_GIVEN PROBLEM_: Print out every record exactly as it appears.

_INFORMATION PROVIDED_:
▼

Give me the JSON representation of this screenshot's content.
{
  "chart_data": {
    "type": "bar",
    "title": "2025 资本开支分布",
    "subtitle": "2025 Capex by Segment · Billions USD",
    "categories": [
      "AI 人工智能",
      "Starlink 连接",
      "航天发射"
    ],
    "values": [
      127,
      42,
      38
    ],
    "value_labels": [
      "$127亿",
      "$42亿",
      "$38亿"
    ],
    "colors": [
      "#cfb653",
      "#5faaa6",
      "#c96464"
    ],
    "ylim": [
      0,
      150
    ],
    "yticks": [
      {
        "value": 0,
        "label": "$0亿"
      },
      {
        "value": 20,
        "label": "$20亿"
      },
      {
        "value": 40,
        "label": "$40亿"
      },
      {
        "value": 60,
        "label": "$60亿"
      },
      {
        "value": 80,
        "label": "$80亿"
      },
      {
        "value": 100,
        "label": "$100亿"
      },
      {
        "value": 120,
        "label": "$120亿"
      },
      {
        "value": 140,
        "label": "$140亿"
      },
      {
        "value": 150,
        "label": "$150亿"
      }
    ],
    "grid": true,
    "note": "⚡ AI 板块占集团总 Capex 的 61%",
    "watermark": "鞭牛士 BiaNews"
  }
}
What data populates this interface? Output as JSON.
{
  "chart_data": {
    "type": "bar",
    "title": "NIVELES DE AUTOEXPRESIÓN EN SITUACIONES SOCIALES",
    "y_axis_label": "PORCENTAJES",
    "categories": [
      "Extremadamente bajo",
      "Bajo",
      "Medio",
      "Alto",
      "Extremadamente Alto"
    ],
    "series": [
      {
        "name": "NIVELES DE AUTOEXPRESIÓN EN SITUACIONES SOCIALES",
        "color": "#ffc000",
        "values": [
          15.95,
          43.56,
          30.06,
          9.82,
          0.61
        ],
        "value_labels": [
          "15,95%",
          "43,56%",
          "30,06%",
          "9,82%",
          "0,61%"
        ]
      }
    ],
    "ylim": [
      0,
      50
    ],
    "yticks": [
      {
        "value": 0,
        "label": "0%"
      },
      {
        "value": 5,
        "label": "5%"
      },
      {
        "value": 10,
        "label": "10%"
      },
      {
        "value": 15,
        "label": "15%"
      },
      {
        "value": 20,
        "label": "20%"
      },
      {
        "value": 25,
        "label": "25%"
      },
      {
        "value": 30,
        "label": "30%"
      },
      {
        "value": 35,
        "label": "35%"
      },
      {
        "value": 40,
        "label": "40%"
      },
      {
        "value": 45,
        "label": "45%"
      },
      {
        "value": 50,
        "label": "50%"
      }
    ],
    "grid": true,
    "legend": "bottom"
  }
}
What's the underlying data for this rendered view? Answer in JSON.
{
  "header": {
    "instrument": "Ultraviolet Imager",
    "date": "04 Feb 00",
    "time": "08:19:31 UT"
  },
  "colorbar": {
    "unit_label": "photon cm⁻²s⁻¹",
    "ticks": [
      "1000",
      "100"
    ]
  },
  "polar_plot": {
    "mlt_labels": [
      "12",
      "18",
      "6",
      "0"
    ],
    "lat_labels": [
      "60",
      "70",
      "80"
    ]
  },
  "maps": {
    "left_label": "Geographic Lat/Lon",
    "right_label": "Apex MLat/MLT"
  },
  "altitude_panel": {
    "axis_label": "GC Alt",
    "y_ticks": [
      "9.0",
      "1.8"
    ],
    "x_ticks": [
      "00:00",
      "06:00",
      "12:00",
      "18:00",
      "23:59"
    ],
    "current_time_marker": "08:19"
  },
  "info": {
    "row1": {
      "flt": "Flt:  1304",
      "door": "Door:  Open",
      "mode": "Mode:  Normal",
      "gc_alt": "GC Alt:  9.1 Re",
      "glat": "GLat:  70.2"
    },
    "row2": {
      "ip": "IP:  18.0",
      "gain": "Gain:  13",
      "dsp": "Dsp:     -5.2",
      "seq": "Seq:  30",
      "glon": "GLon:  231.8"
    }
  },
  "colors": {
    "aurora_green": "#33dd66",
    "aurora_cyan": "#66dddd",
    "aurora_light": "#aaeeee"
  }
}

▲

_REPLY TO THE TASK_:
Give me the JSON representation of this screenshot's content.
{
  "chart_data": {
    "type": "bar",
    "title": "2025 资本开支分布",
    "subtitle": "2025 Capex by Segment · Billions USD",
    "categories": [
      "AI 人工智能",
      "Starlink 连接",
      "航天发射"
    ],
    "values": [
      127,
      42,
      38
    ],
    "value_labels": [
      "$127亿",
      "$42亿",
      "$38亿"
    ],
    "colors": [
      "#cfb653",
      "#5faaa6",
      "#c96464"
    ],
    "ylim": [
      0,
      150
    ],
    "yticks": [
      {
        "value": 0,
        "label": "$0亿"
      },
      {
        "value": 20,
        "label": "$20亿"
      },
      {
        "value": 40,
        "label": "$40亿"
      },
      {
        "value": 60,
        "label": "$60亿"
      },
      {
        "value": 80,
        "label": "$80亿"
      },
      {
        "value": 100,
        "label": "$100亿"
      },
      {
        "value": 120,
        "label": "$120亿"
      },
      {
        "value": 140,
        "label": "$140亿"
      },
      {
        "value": 150,
        "label": "$150亿"
      }
    ],
    "grid": true,
    "note": "⚡ AI 板块占集团总 Capex 的 61%",
    "watermark": "鞭牛士 BiaNews"
  }
}
What data populates this interface? Output as JSON.
{
  "chart_data": {
    "type": "bar",
    "title": "NIVELES DE AUTOEXPRESIÓN EN SITUACIONES SOCIALES",
    "y_axis_label": "PORCENTAJES",
    "categories": [
      "Extremadamente bajo",
      "Bajo",
      "Medio",
      "Alto",
      "Extremadamente Alto"
    ],
    "series": [
      {
        "name": "NIVELES DE AUTOEXPRESIÓN EN SITUACIONES SOCIALES",
        "color": "#ffc000",
        "values": [
          15.95,
          43.56,
          30.06,
          9.82,
          0.61
        ],
        "value_labels": [
          "15,95%",
          "43,56%",
          "30,06%",
          "9,82%",
          "0,61%"
        ]
      }
    ],
    "ylim": [
      0,
      50
    ],
    "yticks": [
      {
        "value": 0,
        "label": "0%"
      },
      {
        "value": 5,
        "label": "5%"
      },
      {
        "value": 10,
        "label": "10%"
      },
      {
        "value": 15,
        "label": "15%"
      },
      {
        "value": 20,
        "label": "20%"
      },
      {
        "value": 25,
        "label": "25%"
      },
      {
        "value": 30,
        "label": "30%"
      },
      {
        "value": 35,
        "label": "35%"
      },
      {
        "value": 40,
        "label": "40%"
      },
      {
        "value": 45,
        "label": "45%"
      },
      {
        "value": 50,
        "label": "50%"
      }
    ],
    "grid": true,
    "legend": "bottom"
  }
}
What's the underlying data for this rendered view? Answer in JSON.
{
  "header": {
    "instrument": "Ultraviolet Imager",
    "date": "04 Feb 00",
    "time": "08:19:31 UT"
  },
  "colorbar": {
    "unit_label": "photon cm⁻²s⁻¹",
    "ticks": [
      "1000",
      "100"
    ]
  },
  "polar_plot": {
    "mlt_labels": [
      "12",
      "18",
      "6",
      "0"
    ],
    "lat_labels": [
      "60",
      "70",
      "80"
    ]
  },
  "maps": {
    "left_label": "Geographic Lat/Lon",
    "right_label": "Apex MLat/MLT"
  },
  "altitude_panel": {
    "axis_label": "GC Alt",
    "y_ticks": [
      "9.0",
      "1.8"
    ],
    "x_ticks": [
      "00:00",
      "06:00",
      "12:00",
      "18:00",
      "23:59"
    ],
    "current_time_marker": "08:19"
  },
  "info": {
    "row1": {
      "flt": "Flt:  1304",
      "door": "Door:  Open",
      "mode": "Mode:  Normal",
      "gc_alt": "GC Alt:  9.1 Re",
      "glat": "GLat:  70.2"
    },
    "row2": {
      "ip": "IP:  18.0",
      "gain": "Gain:  13",
      "dsp": "Dsp:     -5.2",
      "seq": "Seq:  30",
      "glon": "GLon:  231.8"
    }
  },
  "colors": {
    "aurora_green": "#33dd66",
    "aurora_cyan": "#66dddd",
    "aurora_light": "#aaeeee"
  }
}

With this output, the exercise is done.